REQUIRED TASK:
Repeat each line of the material below exactly as it appears, minus any pictures.

(Dataset entries)
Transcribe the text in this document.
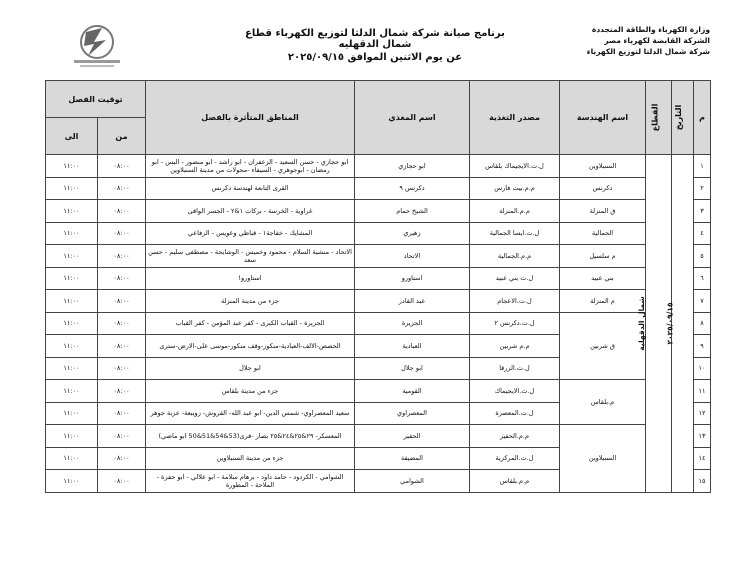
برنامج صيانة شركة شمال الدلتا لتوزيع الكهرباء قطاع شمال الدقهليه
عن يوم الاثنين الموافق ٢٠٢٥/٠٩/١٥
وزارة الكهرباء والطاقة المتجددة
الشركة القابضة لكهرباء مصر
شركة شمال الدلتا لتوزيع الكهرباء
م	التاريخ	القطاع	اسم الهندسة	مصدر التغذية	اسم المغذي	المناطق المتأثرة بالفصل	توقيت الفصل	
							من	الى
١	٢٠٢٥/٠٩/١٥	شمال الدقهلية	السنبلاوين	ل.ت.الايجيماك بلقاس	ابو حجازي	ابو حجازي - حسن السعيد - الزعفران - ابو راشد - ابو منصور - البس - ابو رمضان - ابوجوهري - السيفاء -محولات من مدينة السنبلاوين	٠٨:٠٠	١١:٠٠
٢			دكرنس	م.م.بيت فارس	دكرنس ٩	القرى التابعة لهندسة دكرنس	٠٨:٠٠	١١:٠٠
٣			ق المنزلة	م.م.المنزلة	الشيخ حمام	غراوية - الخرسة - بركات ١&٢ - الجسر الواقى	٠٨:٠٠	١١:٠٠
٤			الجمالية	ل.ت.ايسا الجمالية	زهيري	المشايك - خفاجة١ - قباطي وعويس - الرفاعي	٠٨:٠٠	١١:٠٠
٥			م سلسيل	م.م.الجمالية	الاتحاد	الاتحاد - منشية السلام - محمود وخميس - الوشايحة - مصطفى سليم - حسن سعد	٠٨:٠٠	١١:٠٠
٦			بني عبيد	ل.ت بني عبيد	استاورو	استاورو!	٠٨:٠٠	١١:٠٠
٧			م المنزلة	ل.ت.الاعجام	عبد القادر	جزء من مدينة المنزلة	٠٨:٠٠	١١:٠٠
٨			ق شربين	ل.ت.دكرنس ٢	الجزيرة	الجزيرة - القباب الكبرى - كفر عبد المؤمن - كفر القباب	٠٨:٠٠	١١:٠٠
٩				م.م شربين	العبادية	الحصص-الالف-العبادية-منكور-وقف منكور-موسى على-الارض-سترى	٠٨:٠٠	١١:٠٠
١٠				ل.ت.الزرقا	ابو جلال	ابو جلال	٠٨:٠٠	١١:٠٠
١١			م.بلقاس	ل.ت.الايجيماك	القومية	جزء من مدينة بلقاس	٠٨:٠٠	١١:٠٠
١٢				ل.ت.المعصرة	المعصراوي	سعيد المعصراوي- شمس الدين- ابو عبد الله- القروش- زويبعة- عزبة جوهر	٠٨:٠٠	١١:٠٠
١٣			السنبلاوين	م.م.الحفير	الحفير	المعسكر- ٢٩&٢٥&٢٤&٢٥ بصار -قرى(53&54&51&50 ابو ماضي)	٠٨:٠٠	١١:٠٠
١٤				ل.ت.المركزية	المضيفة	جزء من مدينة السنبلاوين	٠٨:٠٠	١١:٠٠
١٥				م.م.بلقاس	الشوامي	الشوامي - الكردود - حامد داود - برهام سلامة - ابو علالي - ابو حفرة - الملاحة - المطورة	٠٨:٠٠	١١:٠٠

EXERCISE RESPONSE:
Transcribe the text in this document.
برنامج صيانة شركة شمال الدلتا لتوزيع الكهرباء قطاع شمال الدقهليه
عن يوم الاثنين الموافق ٢٠٢٥/٠٩/١٥
وزارة الكهرباء والطاقة المتجددة
الشركة القابضة لكهرباء مصر
شركة شمال الدلتا لتوزيع الكهرباء
م	التاريخ	القطاع	اسم الهندسة	مصدر التغذية	اسم المغذي	المناطق المتأثرة بالفصل	توقيت الفصل	
							من	الى
١	٢٠٢٥/٠٩/١٥	شمال الدقهلية	السنبلاوين	ل.ت.الايجيماك بلقاس	ابو حجازي	ابو حجازي - حسن السعيد - الزعفران - ابو راشد - ابو منصور - البس - ابو رمضان - ابوجوهري - السيفاء -محولات من مدينة السنبلاوين	٠٨:٠٠	١١:٠٠
٢			دكرنس	م.م.بيت فارس	دكرنس ٩	القرى التابعة لهندسة دكرنس	٠٨:٠٠	١١:٠٠
٣			ق المنزلة	م.م.المنزلة	الشيخ حمام	غراوية - الخرسة - بركات ١&٢ - الجسر الواقى	٠٨:٠٠	١١:٠٠
٤			الجمالية	ل.ت.ايسا الجمالية	زهيري	المشايك - خفاجة١ - قباطي وعويس - الرفاعي	٠٨:٠٠	١١:٠٠
٥			م سلسيل	م.م.الجمالية	الاتحاد	الاتحاد - منشية السلام - محمود وخميس - الوشايحة - مصطفى سليم - حسن سعد	٠٨:٠٠	١١:٠٠
٦			بني عبيد	ل.ت بني عبيد	استاورو	استاورو!	٠٨:٠٠	١١:٠٠
٧			م المنزلة	ل.ت.الاعجام	عبد القادر	جزء من مدينة المنزلة	٠٨:٠٠	١١:٠٠
٨			ق شربين	ل.ت.دكرنس ٢	الجزيرة	الجزيرة - القباب الكبرى - كفر عبد المؤمن - كفر القباب	٠٨:٠٠	١١:٠٠
٩				م.م شربين	العبادية	الحصص-الالف-العبادية-منكور-وقف منكور-موسى على-الارض-سترى	٠٨:٠٠	١١:٠٠
١٠				ل.ت.الزرقا	ابو جلال	ابو جلال	٠٨:٠٠	١١:٠٠
١١			م.بلقاس	ل.ت.الايجيماك	القومية	جزء من مدينة بلقاس	٠٨:٠٠	١١:٠٠
١٢				ل.ت.المعصرة	المعصراوي	سعيد المعصراوي- شمس الدين- ابو عبد الله- القروش- زويبعة- عزبة جوهر	٠٨:٠٠	١١:٠٠
١٣			السنبلاوين	م.م.الحفير	الحفير	المعسكر- ٢٩&٢٥&٢٤&٢٥ بصار -قرى(53&54&51&50 ابو ماضي)	٠٨:٠٠	١١:٠٠
١٤				ل.ت.المركزية	المضيفة	جزء من مدينة السنبلاوين	٠٨:٠٠	١١:٠٠
١٥				م.م.بلقاس	الشوامي	الشوامي - الكردود - حامد داود - برهام سلامة - ابو علالي - ابو حفرة - الملاحة - المطورة	٠٨:٠٠	١١:٠٠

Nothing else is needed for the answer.